== Task statement ==
Search the material for the string "Growth", then return every line where it is found.

== The records ==
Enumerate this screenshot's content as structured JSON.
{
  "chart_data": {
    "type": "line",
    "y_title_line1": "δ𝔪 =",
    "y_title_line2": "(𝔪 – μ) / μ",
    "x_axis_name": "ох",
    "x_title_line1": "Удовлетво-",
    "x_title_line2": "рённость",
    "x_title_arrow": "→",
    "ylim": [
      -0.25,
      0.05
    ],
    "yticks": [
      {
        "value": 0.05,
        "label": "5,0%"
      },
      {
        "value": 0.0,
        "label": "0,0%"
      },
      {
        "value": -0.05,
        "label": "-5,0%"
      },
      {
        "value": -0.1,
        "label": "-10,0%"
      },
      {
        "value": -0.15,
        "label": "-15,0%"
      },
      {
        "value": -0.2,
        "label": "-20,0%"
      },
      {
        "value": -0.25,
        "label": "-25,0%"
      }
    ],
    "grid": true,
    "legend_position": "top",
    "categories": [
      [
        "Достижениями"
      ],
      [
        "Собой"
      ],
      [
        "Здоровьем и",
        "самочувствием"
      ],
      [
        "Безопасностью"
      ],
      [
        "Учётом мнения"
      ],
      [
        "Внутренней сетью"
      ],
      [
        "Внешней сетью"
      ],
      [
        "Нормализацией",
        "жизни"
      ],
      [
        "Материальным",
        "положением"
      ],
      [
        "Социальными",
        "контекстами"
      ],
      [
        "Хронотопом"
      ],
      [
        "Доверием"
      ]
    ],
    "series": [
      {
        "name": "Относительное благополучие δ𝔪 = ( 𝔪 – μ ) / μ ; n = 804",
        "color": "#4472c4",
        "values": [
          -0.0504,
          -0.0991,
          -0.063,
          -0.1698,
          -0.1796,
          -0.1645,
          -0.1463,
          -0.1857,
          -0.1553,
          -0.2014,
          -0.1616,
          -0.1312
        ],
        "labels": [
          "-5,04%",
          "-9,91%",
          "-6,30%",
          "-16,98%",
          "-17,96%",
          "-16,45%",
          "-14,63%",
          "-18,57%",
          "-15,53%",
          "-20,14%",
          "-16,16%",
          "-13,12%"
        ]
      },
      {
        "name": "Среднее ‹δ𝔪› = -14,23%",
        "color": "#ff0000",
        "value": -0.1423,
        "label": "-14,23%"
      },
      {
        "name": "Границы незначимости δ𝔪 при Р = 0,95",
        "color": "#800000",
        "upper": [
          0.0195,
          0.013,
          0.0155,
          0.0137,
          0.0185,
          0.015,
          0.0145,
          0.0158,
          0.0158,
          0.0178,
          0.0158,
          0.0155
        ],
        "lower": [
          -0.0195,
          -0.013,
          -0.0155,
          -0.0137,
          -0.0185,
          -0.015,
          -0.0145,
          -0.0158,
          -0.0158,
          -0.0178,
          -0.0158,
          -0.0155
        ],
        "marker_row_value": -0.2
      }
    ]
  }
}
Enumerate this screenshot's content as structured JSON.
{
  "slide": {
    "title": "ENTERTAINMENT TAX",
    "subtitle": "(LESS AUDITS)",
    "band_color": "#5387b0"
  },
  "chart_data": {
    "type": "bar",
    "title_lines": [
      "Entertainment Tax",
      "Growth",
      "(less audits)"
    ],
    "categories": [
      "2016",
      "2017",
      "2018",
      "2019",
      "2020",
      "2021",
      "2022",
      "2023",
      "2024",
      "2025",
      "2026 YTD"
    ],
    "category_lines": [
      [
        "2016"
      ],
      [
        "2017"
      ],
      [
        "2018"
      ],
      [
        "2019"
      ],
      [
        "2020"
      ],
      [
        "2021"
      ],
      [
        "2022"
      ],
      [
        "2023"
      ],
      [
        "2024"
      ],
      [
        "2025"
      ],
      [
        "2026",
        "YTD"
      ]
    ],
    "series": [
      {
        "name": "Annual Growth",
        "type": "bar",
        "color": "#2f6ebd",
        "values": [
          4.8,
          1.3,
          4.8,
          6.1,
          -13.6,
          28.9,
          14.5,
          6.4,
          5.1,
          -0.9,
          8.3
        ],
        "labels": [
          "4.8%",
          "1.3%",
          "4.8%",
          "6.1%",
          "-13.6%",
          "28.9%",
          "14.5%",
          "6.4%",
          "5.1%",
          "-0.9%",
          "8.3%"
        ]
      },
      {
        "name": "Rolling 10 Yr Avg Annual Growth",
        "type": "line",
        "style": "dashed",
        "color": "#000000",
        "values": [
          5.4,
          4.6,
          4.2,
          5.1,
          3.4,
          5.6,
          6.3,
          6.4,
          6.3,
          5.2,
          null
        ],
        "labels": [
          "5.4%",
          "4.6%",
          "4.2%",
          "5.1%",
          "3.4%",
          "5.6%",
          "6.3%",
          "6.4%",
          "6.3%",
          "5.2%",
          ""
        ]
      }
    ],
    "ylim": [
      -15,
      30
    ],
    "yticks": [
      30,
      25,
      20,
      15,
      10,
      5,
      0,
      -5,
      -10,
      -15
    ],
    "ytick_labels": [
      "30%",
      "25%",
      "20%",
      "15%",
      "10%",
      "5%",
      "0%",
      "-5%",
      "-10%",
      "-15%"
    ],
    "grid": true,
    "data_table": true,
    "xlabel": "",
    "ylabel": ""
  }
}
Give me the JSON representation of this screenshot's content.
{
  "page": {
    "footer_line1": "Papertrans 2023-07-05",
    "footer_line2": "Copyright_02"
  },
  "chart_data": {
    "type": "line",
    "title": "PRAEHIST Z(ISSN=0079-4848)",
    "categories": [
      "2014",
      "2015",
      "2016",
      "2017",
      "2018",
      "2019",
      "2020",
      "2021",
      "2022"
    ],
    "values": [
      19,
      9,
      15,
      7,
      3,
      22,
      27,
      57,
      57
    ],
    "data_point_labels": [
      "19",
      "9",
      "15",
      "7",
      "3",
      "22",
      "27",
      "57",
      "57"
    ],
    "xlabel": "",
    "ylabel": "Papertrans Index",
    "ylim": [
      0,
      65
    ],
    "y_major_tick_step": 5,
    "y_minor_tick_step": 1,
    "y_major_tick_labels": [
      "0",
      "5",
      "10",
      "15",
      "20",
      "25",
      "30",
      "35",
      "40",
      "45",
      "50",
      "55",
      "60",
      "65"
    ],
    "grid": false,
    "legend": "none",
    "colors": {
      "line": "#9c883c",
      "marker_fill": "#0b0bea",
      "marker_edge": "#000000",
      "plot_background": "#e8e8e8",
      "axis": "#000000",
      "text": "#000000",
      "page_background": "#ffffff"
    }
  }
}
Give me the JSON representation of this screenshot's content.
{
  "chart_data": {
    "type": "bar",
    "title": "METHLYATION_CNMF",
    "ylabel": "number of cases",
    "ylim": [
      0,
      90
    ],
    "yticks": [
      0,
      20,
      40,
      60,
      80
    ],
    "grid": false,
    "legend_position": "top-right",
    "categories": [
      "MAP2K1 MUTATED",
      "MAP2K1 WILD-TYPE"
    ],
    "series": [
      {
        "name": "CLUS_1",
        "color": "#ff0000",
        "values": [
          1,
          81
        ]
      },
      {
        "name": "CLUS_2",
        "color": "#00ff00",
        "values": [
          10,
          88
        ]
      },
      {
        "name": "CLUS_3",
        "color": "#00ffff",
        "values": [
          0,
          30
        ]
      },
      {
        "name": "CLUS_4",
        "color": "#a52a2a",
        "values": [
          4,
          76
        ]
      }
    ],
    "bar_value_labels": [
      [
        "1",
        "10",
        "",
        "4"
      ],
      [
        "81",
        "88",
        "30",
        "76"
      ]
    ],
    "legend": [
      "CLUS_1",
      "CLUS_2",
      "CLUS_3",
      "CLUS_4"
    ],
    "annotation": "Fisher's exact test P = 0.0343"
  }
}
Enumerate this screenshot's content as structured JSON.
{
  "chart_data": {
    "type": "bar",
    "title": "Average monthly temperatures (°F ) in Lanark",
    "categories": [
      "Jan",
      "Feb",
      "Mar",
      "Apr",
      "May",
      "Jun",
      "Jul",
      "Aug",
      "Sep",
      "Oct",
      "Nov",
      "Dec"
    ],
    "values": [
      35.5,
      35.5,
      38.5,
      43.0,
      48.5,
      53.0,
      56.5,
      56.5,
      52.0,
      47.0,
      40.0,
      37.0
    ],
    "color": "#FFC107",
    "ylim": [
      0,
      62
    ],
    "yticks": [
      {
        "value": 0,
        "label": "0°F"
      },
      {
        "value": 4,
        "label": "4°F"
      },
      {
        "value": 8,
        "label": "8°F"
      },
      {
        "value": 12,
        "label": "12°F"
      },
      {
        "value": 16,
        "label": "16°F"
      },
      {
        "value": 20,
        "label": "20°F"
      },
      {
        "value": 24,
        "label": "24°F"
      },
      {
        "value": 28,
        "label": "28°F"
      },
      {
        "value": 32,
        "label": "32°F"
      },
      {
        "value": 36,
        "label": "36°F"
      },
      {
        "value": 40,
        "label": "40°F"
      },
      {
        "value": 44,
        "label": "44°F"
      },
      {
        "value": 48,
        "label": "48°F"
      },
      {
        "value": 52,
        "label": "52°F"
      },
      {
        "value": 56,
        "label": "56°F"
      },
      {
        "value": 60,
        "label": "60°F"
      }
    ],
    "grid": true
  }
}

== Expected answer ==
      "Growth",
        "name": "Annual Growth",
        "name": "Rolling 10 Yr Avg Annual Growth",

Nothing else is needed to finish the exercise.